» **Task**: Continue the article about Simi Valley Town Center, starting right after its last sentence.

» **Extract to read**:

══════════════════════════════

Simi Valley Town Center
- Location: Simi Valley, California, U.S.
- Coordinates: 34°17′05″N 118°46′12″W﻿ / ﻿34.284795°N 118.770070°W
- Address: 1555 Simi Town Center Way
- Opened: 2005
- Management: Spinoso Real Estate Group
- Owner: Steerpoint Capital and SteelWave
- Stores: 67 (as of 2025)
- Anchor tenants: 0
- Floor area: 627,772 sq ft (58,321.9 m^{2})
- Floors: 1 (2 in both former Macy's stores)
- Website: Official Website

= Simi Valley Town Center =

Shopping center in Simi Valley, California, United States

Simi Valley Town Center is an outdoor shopping mall in Simi Valley, California, United States, located off California State Route 118 between First Street and Erringer Road. It is owned by San Mateo, California-based commercial real estate developer SteelWave and Los Angeles-based Steerpoint Capital. The center is managed by Spinoso Real Estate Group.

══════════════════════════════

» **Material provided**:
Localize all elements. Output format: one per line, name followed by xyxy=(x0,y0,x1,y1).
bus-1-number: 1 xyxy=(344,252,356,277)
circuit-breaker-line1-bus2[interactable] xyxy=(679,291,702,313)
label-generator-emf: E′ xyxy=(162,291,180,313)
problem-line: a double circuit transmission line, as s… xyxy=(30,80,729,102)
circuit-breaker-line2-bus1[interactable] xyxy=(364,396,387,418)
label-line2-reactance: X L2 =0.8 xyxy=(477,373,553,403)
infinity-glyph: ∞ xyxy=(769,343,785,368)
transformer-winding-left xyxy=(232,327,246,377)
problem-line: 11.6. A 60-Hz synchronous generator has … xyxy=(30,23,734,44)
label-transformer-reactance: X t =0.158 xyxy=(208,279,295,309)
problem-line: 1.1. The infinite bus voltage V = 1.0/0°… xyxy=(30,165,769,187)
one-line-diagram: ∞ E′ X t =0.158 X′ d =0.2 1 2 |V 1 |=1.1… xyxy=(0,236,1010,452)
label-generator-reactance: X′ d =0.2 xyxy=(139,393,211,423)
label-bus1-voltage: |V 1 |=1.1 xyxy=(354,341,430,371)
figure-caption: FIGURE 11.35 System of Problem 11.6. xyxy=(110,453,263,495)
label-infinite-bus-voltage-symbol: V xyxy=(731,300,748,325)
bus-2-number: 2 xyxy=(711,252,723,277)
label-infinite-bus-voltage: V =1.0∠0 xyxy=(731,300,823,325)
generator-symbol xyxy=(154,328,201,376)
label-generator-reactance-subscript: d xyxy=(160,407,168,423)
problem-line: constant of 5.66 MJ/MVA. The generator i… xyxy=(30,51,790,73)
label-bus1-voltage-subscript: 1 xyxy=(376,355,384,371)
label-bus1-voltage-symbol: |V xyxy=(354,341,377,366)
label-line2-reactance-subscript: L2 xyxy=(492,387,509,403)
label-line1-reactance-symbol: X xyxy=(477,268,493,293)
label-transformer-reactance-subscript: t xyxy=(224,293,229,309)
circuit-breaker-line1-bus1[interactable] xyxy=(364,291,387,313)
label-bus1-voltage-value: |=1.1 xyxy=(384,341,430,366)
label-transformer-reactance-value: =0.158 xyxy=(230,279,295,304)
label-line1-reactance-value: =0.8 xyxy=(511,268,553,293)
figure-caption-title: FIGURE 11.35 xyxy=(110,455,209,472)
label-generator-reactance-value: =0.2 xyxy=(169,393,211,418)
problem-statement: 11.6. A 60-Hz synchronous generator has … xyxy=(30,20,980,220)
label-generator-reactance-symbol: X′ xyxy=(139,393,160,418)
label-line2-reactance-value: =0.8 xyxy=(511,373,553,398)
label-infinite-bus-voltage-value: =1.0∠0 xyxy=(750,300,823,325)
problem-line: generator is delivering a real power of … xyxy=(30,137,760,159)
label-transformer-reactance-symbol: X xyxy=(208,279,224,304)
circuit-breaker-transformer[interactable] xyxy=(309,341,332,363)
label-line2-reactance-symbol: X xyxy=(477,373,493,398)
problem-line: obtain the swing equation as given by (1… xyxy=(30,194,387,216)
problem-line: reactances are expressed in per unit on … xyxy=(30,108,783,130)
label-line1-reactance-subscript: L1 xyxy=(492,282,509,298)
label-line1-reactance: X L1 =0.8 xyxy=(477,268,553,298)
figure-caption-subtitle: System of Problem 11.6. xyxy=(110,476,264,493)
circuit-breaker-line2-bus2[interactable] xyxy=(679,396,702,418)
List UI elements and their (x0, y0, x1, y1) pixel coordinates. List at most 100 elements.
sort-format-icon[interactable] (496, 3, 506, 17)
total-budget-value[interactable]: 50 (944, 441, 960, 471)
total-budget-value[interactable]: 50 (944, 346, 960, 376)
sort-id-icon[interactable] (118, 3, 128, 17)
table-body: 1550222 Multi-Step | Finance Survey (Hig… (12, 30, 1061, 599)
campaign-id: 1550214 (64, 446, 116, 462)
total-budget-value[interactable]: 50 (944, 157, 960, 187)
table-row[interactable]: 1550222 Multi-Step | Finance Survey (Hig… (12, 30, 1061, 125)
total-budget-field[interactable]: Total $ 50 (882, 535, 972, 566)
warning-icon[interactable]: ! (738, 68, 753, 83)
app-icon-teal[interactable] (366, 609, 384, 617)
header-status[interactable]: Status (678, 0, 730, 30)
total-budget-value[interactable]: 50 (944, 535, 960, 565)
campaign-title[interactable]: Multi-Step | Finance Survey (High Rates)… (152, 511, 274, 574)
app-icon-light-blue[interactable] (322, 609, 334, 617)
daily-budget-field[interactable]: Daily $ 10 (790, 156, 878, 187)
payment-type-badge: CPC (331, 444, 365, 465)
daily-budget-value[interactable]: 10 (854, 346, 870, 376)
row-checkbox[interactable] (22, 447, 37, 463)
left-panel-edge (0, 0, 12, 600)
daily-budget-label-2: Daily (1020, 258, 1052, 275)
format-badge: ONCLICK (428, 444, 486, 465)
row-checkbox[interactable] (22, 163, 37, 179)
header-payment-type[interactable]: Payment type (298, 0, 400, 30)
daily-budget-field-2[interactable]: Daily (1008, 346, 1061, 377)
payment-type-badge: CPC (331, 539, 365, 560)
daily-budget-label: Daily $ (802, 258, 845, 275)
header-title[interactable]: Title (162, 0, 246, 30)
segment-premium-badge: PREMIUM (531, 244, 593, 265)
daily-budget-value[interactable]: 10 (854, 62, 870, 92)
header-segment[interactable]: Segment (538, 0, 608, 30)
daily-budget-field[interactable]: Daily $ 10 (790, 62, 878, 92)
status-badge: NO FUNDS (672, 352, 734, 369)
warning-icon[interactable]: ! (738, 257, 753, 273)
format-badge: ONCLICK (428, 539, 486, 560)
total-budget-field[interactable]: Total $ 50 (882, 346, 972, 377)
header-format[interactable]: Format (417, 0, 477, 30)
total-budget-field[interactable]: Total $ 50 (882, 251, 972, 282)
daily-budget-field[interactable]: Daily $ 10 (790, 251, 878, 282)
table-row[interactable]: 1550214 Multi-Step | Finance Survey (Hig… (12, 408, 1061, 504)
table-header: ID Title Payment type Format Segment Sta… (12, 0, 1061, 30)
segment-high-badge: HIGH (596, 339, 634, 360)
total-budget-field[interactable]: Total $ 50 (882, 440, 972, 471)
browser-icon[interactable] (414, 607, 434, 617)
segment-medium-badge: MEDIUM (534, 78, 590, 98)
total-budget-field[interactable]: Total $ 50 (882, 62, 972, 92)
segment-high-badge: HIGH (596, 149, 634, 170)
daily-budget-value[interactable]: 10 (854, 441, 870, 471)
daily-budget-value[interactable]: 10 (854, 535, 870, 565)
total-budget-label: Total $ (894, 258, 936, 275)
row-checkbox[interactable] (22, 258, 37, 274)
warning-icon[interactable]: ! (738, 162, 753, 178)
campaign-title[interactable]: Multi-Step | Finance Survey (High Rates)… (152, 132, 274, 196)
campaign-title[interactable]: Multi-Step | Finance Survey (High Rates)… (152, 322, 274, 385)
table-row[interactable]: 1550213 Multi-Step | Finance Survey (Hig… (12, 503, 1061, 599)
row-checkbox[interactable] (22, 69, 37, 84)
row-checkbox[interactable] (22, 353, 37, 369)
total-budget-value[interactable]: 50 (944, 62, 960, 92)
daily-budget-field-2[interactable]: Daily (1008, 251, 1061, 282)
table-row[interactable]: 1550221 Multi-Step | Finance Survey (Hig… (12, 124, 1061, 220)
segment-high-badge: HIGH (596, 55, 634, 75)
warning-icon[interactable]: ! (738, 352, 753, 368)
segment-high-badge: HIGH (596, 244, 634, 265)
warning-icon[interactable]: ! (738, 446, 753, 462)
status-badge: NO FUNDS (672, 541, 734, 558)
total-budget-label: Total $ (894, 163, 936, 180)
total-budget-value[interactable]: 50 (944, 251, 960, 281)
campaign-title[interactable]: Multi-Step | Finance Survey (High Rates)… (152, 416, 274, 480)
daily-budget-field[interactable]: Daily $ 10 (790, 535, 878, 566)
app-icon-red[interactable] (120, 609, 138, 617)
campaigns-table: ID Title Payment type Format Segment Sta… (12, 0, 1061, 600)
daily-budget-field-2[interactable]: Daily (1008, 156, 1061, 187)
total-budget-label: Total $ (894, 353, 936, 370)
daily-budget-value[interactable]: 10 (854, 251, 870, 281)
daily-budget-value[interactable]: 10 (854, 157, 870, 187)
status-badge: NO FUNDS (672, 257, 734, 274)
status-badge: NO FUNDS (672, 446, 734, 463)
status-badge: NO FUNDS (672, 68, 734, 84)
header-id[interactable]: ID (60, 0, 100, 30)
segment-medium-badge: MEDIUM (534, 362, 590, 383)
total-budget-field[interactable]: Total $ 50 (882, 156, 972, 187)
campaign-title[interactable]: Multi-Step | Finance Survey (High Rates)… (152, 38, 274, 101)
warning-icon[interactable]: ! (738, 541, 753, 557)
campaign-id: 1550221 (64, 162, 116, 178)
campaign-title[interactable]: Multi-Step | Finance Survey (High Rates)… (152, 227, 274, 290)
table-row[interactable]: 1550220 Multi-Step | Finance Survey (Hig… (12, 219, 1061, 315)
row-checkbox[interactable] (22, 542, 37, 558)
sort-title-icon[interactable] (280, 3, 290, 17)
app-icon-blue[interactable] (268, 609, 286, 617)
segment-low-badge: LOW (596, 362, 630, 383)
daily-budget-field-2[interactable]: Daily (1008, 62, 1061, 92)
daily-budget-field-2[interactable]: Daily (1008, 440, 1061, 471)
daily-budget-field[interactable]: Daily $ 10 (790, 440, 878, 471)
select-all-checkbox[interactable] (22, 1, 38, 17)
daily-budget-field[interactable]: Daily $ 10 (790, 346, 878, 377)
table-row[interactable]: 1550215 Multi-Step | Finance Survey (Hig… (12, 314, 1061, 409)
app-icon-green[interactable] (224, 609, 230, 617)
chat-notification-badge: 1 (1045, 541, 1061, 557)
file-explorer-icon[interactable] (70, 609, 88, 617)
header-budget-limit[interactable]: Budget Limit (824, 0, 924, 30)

══════════════════════════════

» **Reply**:
The center features California Pizza Kitchen, Five Below, Marshalls, Studio Movie Grill, and Ulta Beauty as major tenants. It was last anchored by Macy's, which shuttered its Men's and Home store in 2017 and its main store in 2024.

==History==
Simi Valley Town Center opened in 2005 with 120 tenants, anchored by Macy's and Robinsons-May. The latter was short-lived as it was converted into a Macy's Men's and Home store on September 9, 2006, as part of the acquisition of Robinsons-May's parent company, The May Department Stores Company, by Federated Department Stores, Inc. (Macy's parent company, which is now Macy's, Inc.) in 2005. The complex was designed by the architectural firm F+A Architects to resemble a hillside Italian village. It was originally owned and operated by Forest City Enterprises.

In 2010, the center was sold to Alberta Development Partners and Walton Street Capital.

The center is home to KWSV-LP, a non-commercial low-power FM radio station known as "99.1 The Ranch" that launched in 2015 with a country music format.

The center is also home of the Skateboarding Hall of Fame Museum.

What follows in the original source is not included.